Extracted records
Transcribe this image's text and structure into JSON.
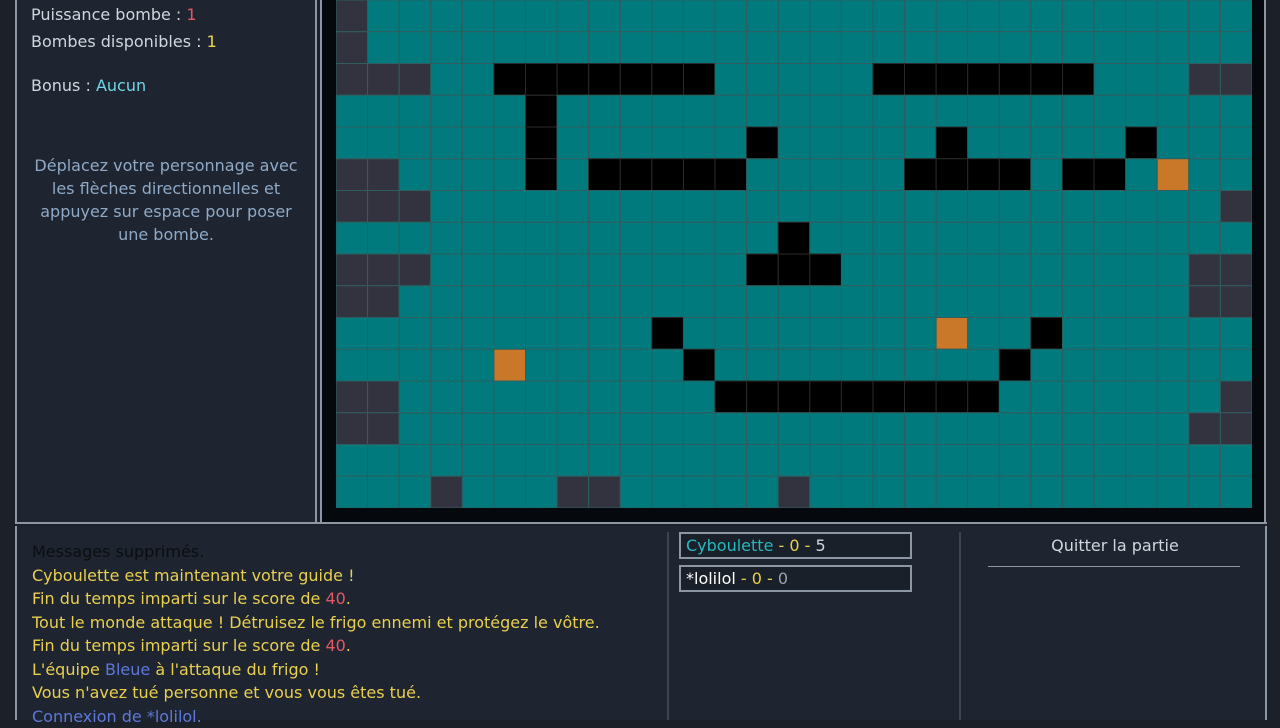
{
  "sidebar": {
    "bomb_power_label": "Puissance bombe : ",
    "bomb_power_value": "1",
    "bombs_available_label": "Bombes disponibles : ",
    "bombs_available_value": "1",
    "bonus_label": "Bonus : ",
    "bonus_value": "Aucun",
    "help_text": "Déplacez votre personnage avec les flèches directionnelles et appuyez sur espace pour poser une bombe."
  },
  "colors": {
    "floor": "#007a7c",
    "floor_line": "#2e5e60",
    "wall_black": "#000000",
    "crate_orange": "#c87828",
    "border_slate": "#33323f"
  },
  "board": {
    "cols": 29,
    "rows": 16,
    "note_rows_legend": "c=floor, #=black wall, o=crate, s=border slate",
    "map": [
      "sccccccccccccccccccccccccccccs",
      "sccccccccccccccccccccccccccccs",
      "ssscc#######ccccc#######cccsss",
      "cccccc#cccccccccccccccccccccc",
      "cccccc#cccccc#ccccc#ccccc#ccc",
      "sscccc#c#####ccccc####c##coccs",
      "ssscccccccccccccccccccccccccss",
      "cccccccccccccc#cccccccccccccc",
      "ssscccccccccc###cccccccccccss",
      "sscccccccccccccccccccccccccss",
      "cccccccccc#ccccccccocc#ccccccc",
      "cccccoccccc#ccccccccc#ccccccc",
      "sscccccccccc#########cccccccss",
      "sscccccccccccccccccccccccccss",
      "ccccccccccccccccccccccccccccc",
      "cccscccsscccccsccccccccccccc"
    ]
  },
  "messages": [
    {
      "text": "Messages supprimés.",
      "style": "dim"
    },
    {
      "text": "Cyboulette est maintenant votre guide !",
      "style": "normal"
    },
    {
      "prefix": "Fin du temps imparti sur le score de ",
      "highlight": "40",
      "suffix": ".",
      "style": "normal",
      "hl": "red"
    },
    {
      "text": "Tout le monde attaque ! Détruisez le frigo ennemi et protégez le vôtre.",
      "style": "normal"
    },
    {
      "prefix": "Fin du temps imparti sur le score de ",
      "highlight": "40",
      "suffix": ".",
      "style": "normal",
      "hl": "red"
    },
    {
      "prefix": "L'équipe ",
      "highlight": "Bleue",
      "suffix": " à l'attaque du frigo !",
      "style": "normal",
      "hl": "blue"
    },
    {
      "text": "Vous n'avez tué personne et vous vous êtes tué.",
      "style": "normal"
    },
    {
      "text": "Connexion de *lolilol.",
      "style": "blue"
    }
  ],
  "scores": [
    {
      "name": "Cyboulette",
      "sep1": " - ",
      "kills": "0",
      "sep2": " - ",
      "deaths": "5"
    },
    {
      "name": "*lolilol",
      "sep1": " - ",
      "kills": "0",
      "sep2": " - ",
      "deaths": "0"
    }
  ],
  "quit_label": "Quitter la partie"
}
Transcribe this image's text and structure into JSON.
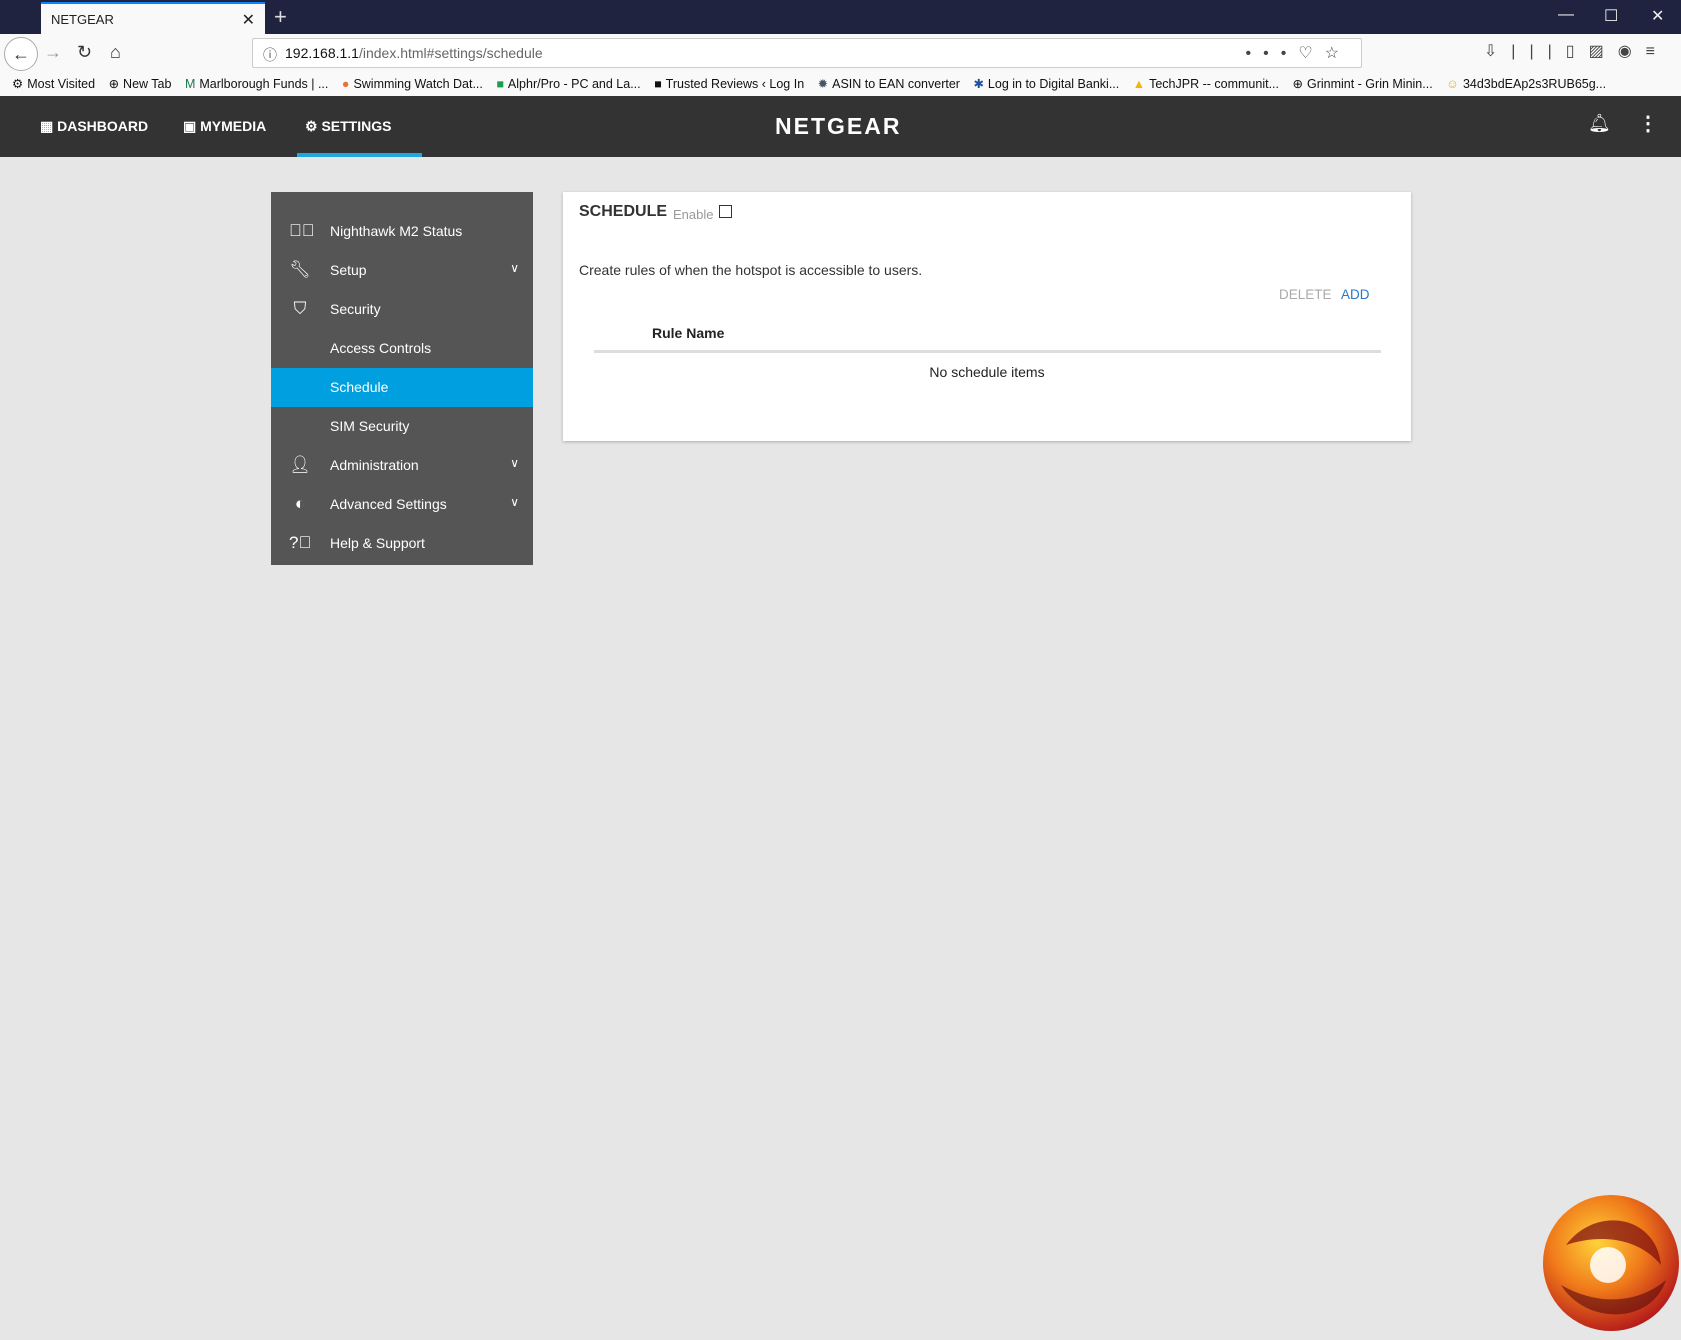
{
  "browser": {
    "tab_title": "NETGEAR",
    "url_host": "192.168.1.1",
    "url_path": "/index.html#settings/schedule",
    "bookmarks": [
      "Most Visited",
      "New Tab",
      "Marlborough Funds | ...",
      "Swimming Watch Dat...",
      "Alphr/Pro - PC and La...",
      "Trusted Reviews ‹ Log In",
      "ASIN to EAN converter",
      "Log in to Digital Banki...",
      "TechJPR -- communit...",
      "Grinmint - Grin Minin...",
      "34d3bdEAp2s3RUB65g..."
    ]
  },
  "nav": {
    "dashboard": "DASHBOARD",
    "mymedia": "MYMEDIA",
    "settings": "SETTINGS",
    "logo": "NETGEAR",
    "accent": "#1fa7e1"
  },
  "sidebar": {
    "items": [
      {
        "label": "Nighthawk M2 Status",
        "icon": "check-circle-icon"
      },
      {
        "label": "Setup",
        "icon": "wrench-icon"
      },
      {
        "label": "Security",
        "icon": "shield-icon"
      },
      {
        "label": "Access Controls"
      },
      {
        "label": "Schedule",
        "active": true
      },
      {
        "label": "SIM Security"
      },
      {
        "label": "Administration",
        "icon": "person-icon"
      },
      {
        "label": "Advanced Settings",
        "icon": "toggle-icon"
      },
      {
        "label": "Help & Support",
        "icon": "help-icon"
      }
    ],
    "active_color": "#009fe0"
  },
  "panel": {
    "title": "SCHEDULE",
    "enable_label": "Enable",
    "enabled": false,
    "description": "Create rules of when the hotspot is accessible to users.",
    "delete_label": "DELETE",
    "add_label": "ADD",
    "column_rule_name": "Rule Name",
    "empty_text": "No schedule items"
  }
}
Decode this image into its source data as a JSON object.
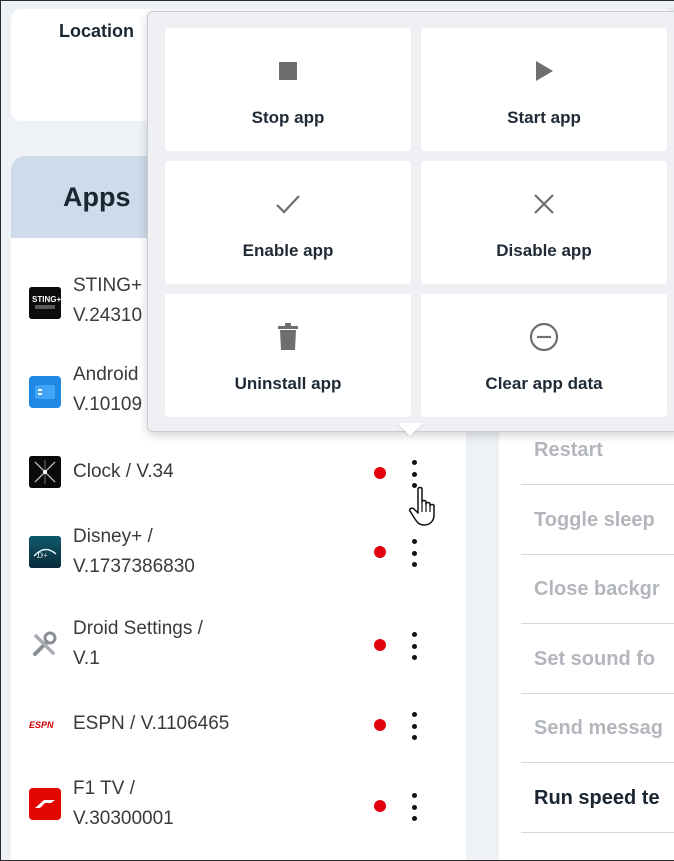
{
  "location": {
    "label": "Location"
  },
  "apps": {
    "title": "Apps",
    "items": [
      {
        "name": "STING+ /",
        "version": "V.24310",
        "icon": "sting-plus-icon",
        "dot": false,
        "kebab": false
      },
      {
        "name": "Android",
        "version": "V.10109",
        "icon": "android-tv-icon",
        "dot": false,
        "kebab": false
      },
      {
        "name": "Clock / V.34",
        "version": "",
        "icon": "clock-icon",
        "dot": true,
        "kebab": true
      },
      {
        "name": "Disney+ /",
        "version": "V.1737386830",
        "icon": "disney-plus-icon",
        "dot": true,
        "kebab": true
      },
      {
        "name": "Droid Settings /",
        "version": "V.1",
        "icon": "droid-settings-icon",
        "dot": true,
        "kebab": true
      },
      {
        "name": "ESPN / V.1106465",
        "version": "",
        "icon": "espn-icon",
        "dot": true,
        "kebab": true
      },
      {
        "name": "F1 TV /",
        "version": "V.30300001",
        "icon": "f1-tv-icon",
        "dot": true,
        "kebab": true
      }
    ]
  },
  "actions": {
    "items": [
      {
        "label": "Restart",
        "enabled": false
      },
      {
        "label": "Toggle sleep",
        "enabled": false
      },
      {
        "label": "Close backgr",
        "enabled": false
      },
      {
        "label": "Set sound fo",
        "enabled": false
      },
      {
        "label": "Send messag",
        "enabled": false
      },
      {
        "label": "Run speed te",
        "enabled": true
      }
    ]
  },
  "popup": {
    "stop": "Stop app",
    "start": "Start app",
    "enable": "Enable app",
    "disable": "Disable app",
    "uninstall": "Uninstall app",
    "clear": "Clear app data"
  },
  "colors": {
    "status_dot": "#e2000f",
    "header_bg": "#cfdbea",
    "icon_gray": "#6e6e6e"
  }
}
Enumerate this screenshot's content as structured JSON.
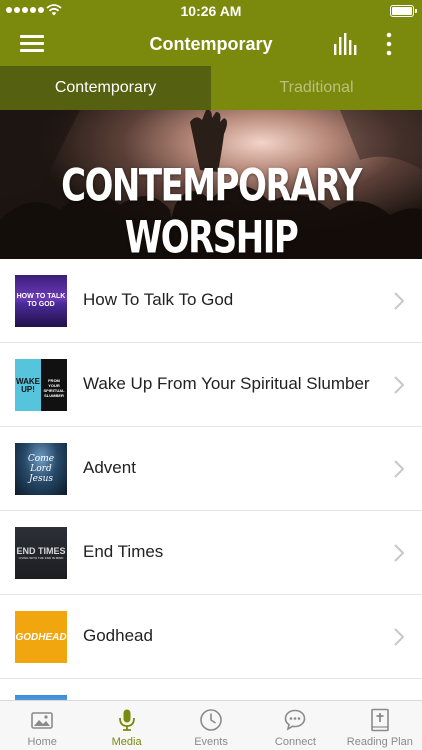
{
  "status_bar": {
    "time": "10:26 AM"
  },
  "nav": {
    "title": "Contemporary"
  },
  "tabs": [
    {
      "label": "Contemporary",
      "active": true
    },
    {
      "label": "Traditional",
      "active": false
    }
  ],
  "banner": {
    "headline": "CONTEMPORARY WORSHIP"
  },
  "items": [
    {
      "title": "How To Talk To God",
      "thumb_text": "HOW TO TALK TO GOD"
    },
    {
      "title": "Wake Up From Your Spiritual Slumber",
      "thumb_text": "WAKE UP!",
      "thumb_text_2": "FROM YOUR SPIRITUAL SLUMBER"
    },
    {
      "title": "Advent",
      "thumb_text": "Come Lord Jesus"
    },
    {
      "title": "End Times",
      "thumb_text": "END TIMES",
      "thumb_text_2": "LIVING WITH THE END IN MIND"
    },
    {
      "title": "Godhead",
      "thumb_text": "GODHEAD"
    },
    {
      "title": ""
    }
  ],
  "tab_bar": [
    {
      "label": "Home",
      "icon": "image-icon"
    },
    {
      "label": "Media",
      "icon": "microphone-icon",
      "active": true
    },
    {
      "label": "Events",
      "icon": "clock-icon"
    },
    {
      "label": "Connect",
      "icon": "chat-bubble-icon"
    },
    {
      "label": "Reading Plan",
      "icon": "bible-icon"
    }
  ],
  "colors": {
    "primary": "#7b8a0d",
    "tab_active": "#556010",
    "tab_inactive_text": "#b9c27a"
  }
}
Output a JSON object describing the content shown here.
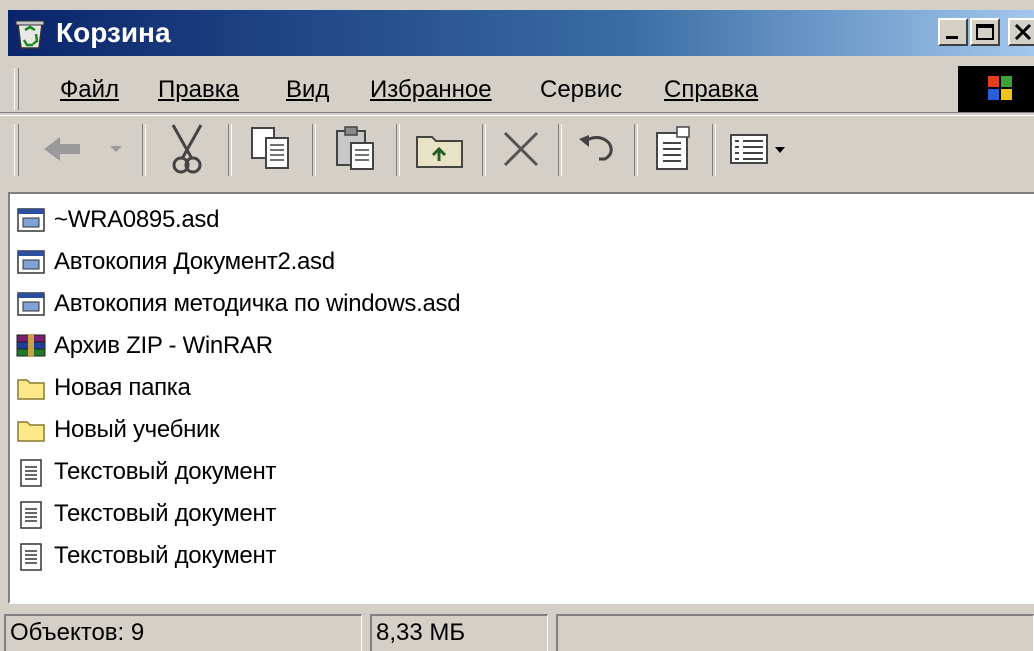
{
  "window": {
    "title": "Корзина",
    "icon": "recycle-bin-icon"
  },
  "menu": [
    {
      "label": "Файл",
      "id": "file"
    },
    {
      "label": "Правка",
      "id": "edit"
    },
    {
      "label": "Вид",
      "id": "view"
    },
    {
      "label": "Избранное",
      "id": "favorites"
    },
    {
      "label": "Сервис",
      "id": "tools"
    },
    {
      "label": "Справка",
      "id": "help"
    }
  ],
  "toolbar": [
    {
      "icon": "back-arrow-icon"
    },
    {
      "icon": "cut-icon"
    },
    {
      "icon": "copy-icon"
    },
    {
      "icon": "paste-icon"
    },
    {
      "icon": "up-folder-icon"
    },
    {
      "icon": "delete-icon"
    },
    {
      "icon": "undo-icon"
    },
    {
      "icon": "properties-icon"
    },
    {
      "icon": "views-icon"
    }
  ],
  "files": [
    {
      "name": "~WRA0895.asd",
      "icon": "asd-file-icon"
    },
    {
      "name": "Автокопия Документ2.asd",
      "icon": "asd-file-icon"
    },
    {
      "name": "Автокопия методичка  по windows.asd",
      "icon": "asd-file-icon"
    },
    {
      "name": "Архив ZIP - WinRAR",
      "icon": "winrar-archive-icon"
    },
    {
      "name": "Новая папка",
      "icon": "folder-icon"
    },
    {
      "name": "Новый учебник",
      "icon": "folder-icon"
    },
    {
      "name": "Текстовый документ",
      "icon": "text-document-icon"
    },
    {
      "name": "Текстовый документ",
      "icon": "text-document-icon"
    },
    {
      "name": "Текстовый документ",
      "icon": "text-document-icon"
    }
  ],
  "status": {
    "objects": "Объектов: 9",
    "size": "8,33 МБ",
    "extra": ""
  },
  "colors": {
    "titlebar_start": "#0a246a",
    "titlebar_end": "#a6caf0",
    "face": "#d4d0c8"
  }
}
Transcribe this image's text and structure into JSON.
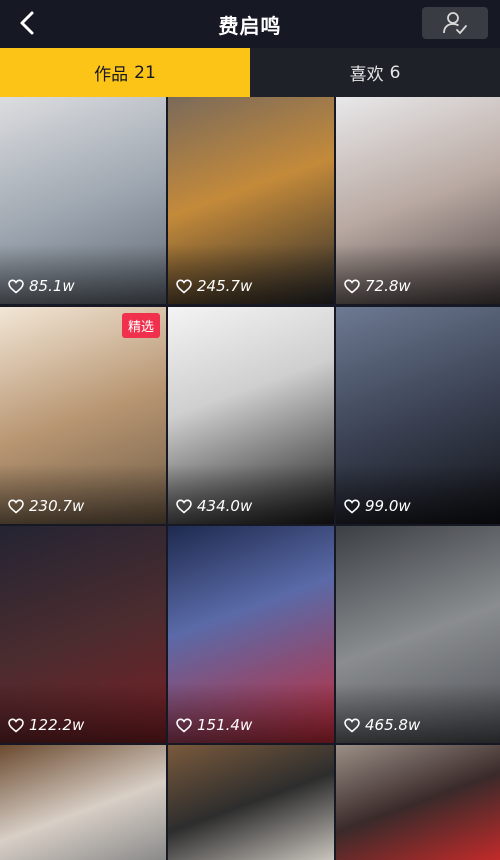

• What you are asked to do:
From the listing, copy each line containing the word "votre".

• Answer for the task:
    "help_text": "Déplacez votre personnage avec les flèches directionnelles et appuyez sur espace pour poser une bombe."
      "text": "Cyboulette est maintenant votre guide !",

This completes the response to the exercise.